**The request**
Extract each line holding the word "with" from the entries.

──────── Task data ────────

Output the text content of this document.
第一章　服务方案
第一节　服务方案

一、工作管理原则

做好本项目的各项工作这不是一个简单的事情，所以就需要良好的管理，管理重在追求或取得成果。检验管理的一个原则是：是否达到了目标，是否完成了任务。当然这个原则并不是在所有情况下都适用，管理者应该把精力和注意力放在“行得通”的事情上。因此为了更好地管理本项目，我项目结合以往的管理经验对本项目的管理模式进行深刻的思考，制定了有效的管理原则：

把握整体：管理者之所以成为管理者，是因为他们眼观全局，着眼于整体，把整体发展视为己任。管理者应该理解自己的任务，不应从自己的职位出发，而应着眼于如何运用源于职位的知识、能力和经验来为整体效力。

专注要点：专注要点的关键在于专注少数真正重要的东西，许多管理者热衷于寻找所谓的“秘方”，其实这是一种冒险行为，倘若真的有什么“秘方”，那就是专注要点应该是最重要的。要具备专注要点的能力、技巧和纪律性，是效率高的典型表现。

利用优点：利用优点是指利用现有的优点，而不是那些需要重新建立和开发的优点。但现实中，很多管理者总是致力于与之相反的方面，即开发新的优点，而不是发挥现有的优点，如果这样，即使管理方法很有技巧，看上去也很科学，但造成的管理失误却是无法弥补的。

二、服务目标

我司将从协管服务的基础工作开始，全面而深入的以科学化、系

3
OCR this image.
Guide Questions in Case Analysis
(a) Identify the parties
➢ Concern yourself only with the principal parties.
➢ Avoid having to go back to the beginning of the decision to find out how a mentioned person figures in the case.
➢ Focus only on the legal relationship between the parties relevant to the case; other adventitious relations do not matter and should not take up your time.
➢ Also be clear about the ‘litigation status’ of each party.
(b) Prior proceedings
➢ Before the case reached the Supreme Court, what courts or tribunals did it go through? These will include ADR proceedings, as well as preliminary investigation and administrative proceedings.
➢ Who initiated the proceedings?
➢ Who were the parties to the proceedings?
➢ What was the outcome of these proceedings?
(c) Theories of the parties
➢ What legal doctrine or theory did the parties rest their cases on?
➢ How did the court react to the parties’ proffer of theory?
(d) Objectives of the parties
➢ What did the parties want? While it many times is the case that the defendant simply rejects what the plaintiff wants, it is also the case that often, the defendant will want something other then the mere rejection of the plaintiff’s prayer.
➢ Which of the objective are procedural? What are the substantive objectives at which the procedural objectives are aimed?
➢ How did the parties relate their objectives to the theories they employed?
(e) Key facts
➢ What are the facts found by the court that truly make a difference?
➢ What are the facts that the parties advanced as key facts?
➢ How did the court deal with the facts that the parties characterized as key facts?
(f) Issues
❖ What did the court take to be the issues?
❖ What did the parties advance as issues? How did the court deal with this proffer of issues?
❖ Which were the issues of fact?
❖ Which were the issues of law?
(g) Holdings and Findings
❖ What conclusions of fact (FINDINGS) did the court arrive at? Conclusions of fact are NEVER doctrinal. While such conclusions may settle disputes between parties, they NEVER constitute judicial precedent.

────────

**Task answer**
➢ Concern yourself only with the principal parties.
➢ How did the court deal with the facts that the parties characterized as key facts?
❖ What did the parties advance as issues? How did the court deal with this proffer of issues?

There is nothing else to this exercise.